* **Given request**
Below are some records. Write out the lines from the one containing "Give me the" to the last line, word for word, leaving out pictures.

Rows from a figure dataset
***
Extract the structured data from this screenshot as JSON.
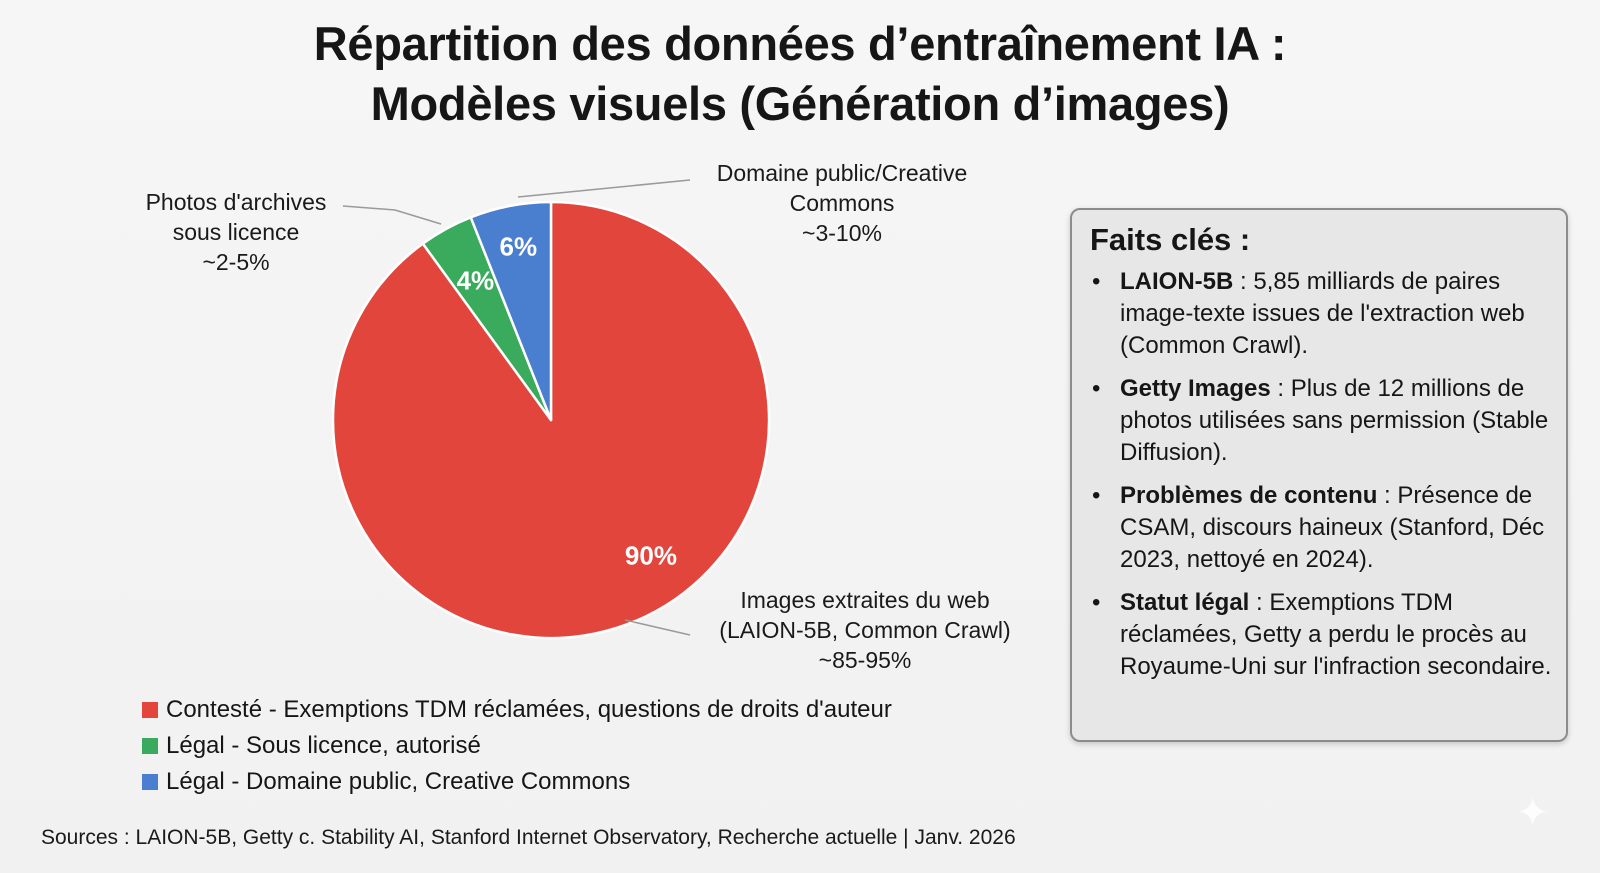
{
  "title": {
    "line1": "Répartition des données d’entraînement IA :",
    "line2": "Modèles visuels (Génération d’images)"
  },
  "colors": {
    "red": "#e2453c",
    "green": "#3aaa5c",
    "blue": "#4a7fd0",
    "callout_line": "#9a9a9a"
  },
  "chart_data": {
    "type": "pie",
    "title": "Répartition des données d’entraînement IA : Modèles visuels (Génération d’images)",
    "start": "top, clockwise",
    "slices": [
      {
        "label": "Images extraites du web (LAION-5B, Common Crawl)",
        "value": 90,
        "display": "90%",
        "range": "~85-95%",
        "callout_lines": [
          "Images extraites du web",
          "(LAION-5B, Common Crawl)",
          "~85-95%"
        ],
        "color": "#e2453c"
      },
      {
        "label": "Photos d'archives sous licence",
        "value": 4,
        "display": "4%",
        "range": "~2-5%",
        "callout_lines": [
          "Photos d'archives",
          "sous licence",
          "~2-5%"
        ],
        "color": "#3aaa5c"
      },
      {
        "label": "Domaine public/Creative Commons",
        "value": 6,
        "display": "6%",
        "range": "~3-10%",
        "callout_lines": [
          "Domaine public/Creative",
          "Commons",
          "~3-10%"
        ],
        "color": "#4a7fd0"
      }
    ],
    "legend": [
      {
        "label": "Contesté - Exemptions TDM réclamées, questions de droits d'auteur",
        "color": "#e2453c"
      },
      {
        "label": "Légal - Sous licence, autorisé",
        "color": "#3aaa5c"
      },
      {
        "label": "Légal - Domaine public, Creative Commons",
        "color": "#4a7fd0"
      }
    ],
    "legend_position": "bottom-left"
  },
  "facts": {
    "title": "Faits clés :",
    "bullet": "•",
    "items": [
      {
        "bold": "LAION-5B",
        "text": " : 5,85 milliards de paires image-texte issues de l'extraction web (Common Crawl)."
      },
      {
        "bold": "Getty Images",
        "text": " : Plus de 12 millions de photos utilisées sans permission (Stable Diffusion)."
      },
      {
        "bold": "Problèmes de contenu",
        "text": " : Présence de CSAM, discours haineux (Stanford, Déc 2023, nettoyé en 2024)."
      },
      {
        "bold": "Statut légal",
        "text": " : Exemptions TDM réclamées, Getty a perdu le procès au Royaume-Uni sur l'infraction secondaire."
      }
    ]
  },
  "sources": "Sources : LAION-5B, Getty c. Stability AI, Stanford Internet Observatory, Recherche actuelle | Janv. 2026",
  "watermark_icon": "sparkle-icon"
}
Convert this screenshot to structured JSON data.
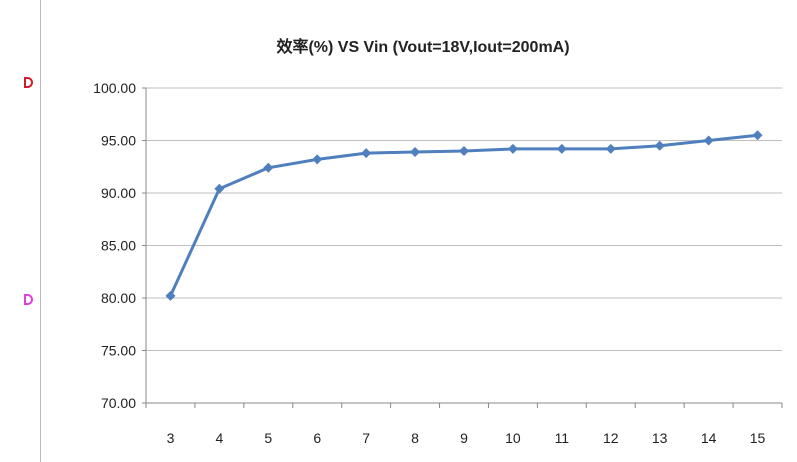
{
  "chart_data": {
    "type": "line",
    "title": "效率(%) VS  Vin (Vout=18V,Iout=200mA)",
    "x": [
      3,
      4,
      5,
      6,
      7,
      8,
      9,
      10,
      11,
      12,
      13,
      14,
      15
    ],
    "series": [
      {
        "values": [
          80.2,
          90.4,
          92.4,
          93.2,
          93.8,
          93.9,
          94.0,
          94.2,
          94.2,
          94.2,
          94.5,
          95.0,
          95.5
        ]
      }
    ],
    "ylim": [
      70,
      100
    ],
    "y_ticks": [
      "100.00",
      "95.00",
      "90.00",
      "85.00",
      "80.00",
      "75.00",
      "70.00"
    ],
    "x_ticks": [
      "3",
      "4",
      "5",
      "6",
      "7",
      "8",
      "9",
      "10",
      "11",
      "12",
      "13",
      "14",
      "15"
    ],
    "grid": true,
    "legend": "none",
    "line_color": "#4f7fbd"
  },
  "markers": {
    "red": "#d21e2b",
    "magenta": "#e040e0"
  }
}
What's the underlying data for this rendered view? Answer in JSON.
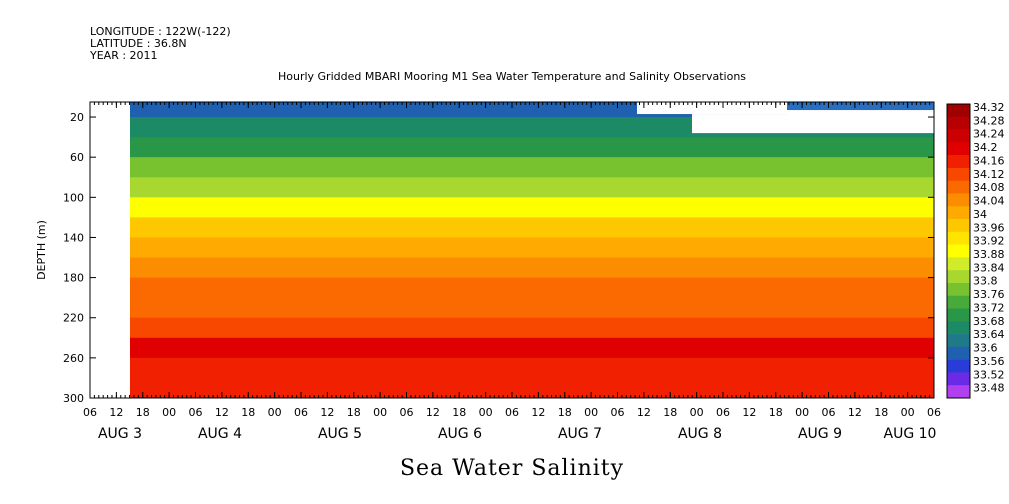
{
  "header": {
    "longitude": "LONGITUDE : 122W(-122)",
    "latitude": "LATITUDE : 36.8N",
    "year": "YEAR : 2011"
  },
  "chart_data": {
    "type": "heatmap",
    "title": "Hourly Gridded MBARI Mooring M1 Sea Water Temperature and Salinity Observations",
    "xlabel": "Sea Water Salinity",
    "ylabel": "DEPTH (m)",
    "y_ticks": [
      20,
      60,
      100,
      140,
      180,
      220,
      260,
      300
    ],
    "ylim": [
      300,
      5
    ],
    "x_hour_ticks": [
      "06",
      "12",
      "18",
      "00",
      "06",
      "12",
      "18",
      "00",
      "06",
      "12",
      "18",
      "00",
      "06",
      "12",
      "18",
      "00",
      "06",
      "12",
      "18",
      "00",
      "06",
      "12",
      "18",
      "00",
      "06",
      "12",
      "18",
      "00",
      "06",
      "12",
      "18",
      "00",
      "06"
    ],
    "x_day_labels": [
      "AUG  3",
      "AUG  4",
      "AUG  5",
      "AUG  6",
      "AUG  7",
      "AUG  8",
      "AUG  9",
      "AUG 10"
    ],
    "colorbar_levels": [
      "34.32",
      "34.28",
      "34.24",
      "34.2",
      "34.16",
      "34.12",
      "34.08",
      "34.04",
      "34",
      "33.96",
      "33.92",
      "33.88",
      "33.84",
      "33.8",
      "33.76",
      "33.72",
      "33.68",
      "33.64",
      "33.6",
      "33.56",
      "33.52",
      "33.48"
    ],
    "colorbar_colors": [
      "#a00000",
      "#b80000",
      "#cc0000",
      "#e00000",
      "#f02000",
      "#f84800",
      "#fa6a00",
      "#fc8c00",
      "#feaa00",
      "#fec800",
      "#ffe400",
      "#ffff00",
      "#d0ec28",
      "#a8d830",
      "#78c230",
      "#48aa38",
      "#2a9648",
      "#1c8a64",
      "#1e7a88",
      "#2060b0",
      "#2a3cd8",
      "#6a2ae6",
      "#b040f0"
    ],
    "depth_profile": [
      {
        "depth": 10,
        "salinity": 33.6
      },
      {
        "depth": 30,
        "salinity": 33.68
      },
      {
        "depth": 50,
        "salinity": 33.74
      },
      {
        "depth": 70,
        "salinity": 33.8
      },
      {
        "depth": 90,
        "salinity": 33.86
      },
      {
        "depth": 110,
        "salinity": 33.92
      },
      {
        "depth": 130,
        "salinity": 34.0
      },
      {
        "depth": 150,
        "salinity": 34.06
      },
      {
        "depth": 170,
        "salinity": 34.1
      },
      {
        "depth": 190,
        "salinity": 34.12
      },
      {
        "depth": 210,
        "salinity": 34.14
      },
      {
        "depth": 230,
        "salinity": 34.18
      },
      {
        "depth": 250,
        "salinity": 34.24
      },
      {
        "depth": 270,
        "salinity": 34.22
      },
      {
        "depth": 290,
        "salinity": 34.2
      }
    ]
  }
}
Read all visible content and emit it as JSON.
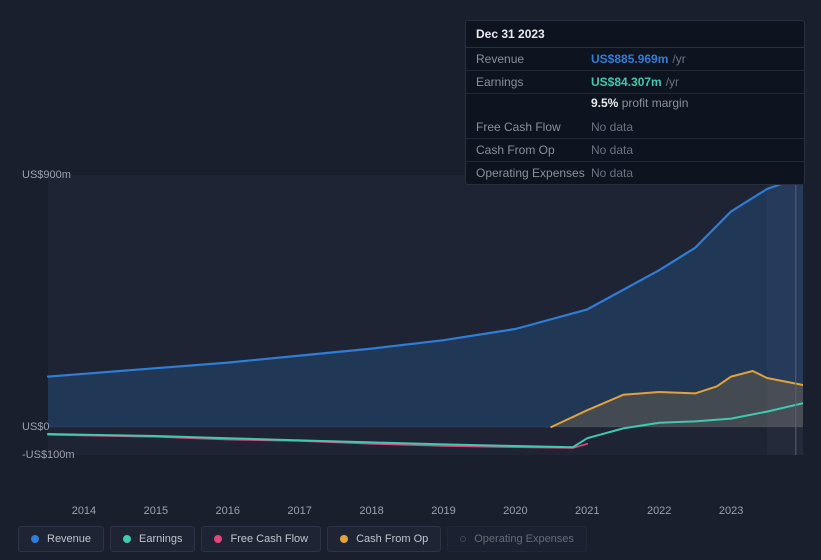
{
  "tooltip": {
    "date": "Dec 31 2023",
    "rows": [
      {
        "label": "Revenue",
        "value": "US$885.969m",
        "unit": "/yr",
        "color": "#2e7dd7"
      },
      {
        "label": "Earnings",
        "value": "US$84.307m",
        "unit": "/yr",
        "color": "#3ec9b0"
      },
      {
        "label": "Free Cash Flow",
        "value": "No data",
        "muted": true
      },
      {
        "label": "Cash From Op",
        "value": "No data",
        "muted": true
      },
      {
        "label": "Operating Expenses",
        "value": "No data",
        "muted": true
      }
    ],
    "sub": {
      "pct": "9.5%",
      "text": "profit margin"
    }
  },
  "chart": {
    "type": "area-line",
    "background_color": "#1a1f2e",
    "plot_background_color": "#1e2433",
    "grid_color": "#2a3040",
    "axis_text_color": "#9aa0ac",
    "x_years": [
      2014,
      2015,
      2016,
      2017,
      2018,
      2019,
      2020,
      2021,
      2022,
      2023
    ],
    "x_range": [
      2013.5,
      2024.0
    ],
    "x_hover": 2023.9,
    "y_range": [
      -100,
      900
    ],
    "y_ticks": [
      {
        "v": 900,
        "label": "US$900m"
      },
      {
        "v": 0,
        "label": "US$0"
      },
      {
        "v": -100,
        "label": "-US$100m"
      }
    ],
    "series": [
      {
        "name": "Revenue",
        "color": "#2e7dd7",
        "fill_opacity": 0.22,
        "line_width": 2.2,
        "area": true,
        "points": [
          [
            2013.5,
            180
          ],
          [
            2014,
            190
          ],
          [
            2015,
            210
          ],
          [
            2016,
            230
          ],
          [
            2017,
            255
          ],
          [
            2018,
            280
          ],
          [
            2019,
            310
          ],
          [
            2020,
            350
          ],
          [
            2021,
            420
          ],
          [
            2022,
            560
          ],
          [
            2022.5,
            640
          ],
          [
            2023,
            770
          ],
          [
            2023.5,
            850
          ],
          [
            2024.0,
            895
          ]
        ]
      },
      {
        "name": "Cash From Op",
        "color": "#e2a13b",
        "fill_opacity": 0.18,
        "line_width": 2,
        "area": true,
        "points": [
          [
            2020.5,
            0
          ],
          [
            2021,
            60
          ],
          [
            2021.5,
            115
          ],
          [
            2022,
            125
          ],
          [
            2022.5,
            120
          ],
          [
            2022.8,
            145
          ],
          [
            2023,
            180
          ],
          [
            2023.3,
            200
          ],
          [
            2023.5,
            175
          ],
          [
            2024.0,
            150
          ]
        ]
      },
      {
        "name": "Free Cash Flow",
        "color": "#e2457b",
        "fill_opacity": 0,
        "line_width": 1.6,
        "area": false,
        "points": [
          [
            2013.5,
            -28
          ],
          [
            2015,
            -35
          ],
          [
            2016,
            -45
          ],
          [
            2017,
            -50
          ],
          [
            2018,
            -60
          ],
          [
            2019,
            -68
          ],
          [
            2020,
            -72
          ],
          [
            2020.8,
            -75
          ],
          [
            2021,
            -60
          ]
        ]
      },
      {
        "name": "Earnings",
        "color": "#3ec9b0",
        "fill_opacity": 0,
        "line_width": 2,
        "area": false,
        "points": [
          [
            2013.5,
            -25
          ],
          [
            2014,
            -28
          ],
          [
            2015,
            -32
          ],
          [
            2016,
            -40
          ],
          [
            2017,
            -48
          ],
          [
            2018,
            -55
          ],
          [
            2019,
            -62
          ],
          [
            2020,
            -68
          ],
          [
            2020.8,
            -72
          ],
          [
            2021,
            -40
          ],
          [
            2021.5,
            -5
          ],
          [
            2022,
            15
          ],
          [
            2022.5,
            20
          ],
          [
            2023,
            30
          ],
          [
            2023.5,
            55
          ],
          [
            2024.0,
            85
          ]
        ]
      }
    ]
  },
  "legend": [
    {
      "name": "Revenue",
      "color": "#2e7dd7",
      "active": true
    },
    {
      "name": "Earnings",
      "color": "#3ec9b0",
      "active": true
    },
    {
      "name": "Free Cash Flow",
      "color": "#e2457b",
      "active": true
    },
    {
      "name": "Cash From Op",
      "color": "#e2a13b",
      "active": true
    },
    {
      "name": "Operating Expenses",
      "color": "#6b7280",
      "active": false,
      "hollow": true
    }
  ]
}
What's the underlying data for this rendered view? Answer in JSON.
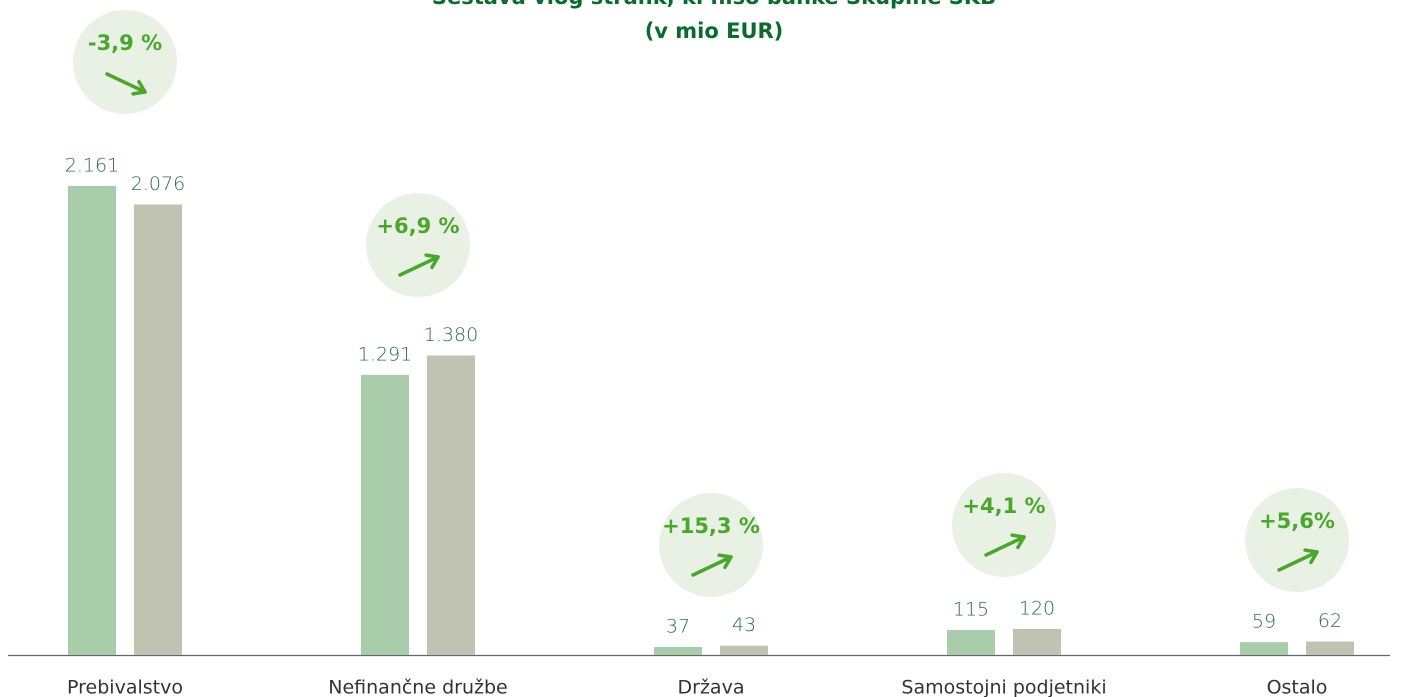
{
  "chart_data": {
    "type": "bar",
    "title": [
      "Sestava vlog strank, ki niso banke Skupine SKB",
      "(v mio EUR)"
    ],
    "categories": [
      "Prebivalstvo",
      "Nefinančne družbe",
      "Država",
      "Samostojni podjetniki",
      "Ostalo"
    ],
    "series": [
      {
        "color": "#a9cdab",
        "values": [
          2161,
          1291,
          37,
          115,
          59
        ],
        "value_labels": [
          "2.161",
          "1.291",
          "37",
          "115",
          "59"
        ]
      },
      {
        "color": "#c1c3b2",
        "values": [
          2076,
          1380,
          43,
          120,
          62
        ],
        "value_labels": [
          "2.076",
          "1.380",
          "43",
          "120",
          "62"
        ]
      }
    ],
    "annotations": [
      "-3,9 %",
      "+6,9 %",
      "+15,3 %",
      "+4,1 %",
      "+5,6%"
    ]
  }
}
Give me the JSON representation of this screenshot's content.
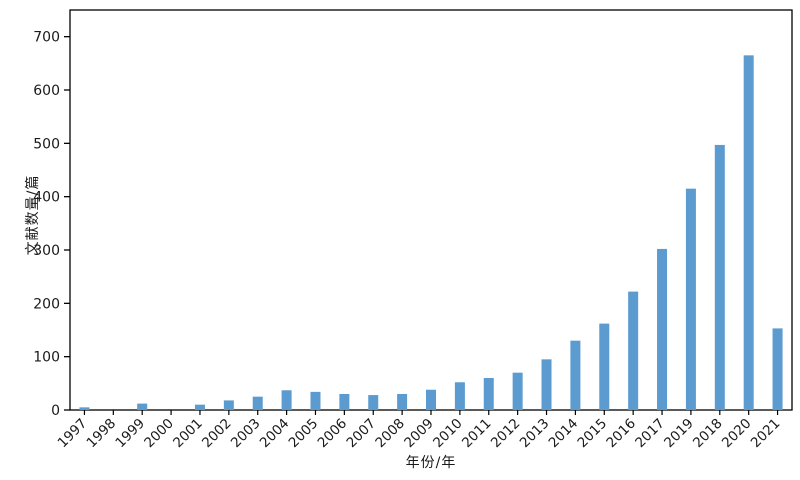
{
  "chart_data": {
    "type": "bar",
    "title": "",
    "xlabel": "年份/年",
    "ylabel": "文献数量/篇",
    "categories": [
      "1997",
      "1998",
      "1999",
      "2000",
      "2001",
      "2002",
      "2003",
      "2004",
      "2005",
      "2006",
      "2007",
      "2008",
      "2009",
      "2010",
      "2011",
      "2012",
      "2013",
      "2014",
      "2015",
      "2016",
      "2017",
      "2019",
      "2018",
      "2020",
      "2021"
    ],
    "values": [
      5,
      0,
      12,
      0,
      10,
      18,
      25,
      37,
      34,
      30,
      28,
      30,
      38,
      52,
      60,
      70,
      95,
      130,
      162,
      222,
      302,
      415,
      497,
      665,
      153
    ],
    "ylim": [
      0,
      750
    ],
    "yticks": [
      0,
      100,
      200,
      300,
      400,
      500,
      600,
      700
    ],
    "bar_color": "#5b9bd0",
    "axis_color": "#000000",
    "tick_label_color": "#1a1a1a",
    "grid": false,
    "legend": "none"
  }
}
***
* **Final result**
Give me the JSON representation of this screenshot's content.
{
  "chart_data": {
    "type": "bar",
    "title": "",
    "xlabel": "年份/年",
    "ylabel": "文献数量/篇",
    "categories": [
      "1997",
      "1998",
      "1999",
      "2000",
      "2001",
      "2002",
      "2003",
      "2004",
      "2005",
      "2006",
      "2007",
      "2008",
      "2009",
      "2010",
      "2011",
      "2012",
      "2013",
      "2014",
      "2015",
      "2016",
      "2017",
      "2019",
      "2018",
      "2020",
      "2021"
    ],
    "values": [
      5,
      0,
      12,
      0,
      10,
      18,
      25,
      37,
      34,
      30,
      28,
      30,
      38,
      52,
      60,
      70,
      95,
      130,
      162,
      222,
      302,
      415,
      497,
      665,
      153
    ],
    "ylim": [
      0,
      750
    ],
    "yticks": [
      0,
      100,
      200,
      300,
      400,
      500,
      600,
      700
    ],
    "bar_color": "#5b9bd0",
    "axis_color": "#000000",
    "tick_label_color": "#1a1a1a",
    "grid": false,
    "legend": "none"
  }
}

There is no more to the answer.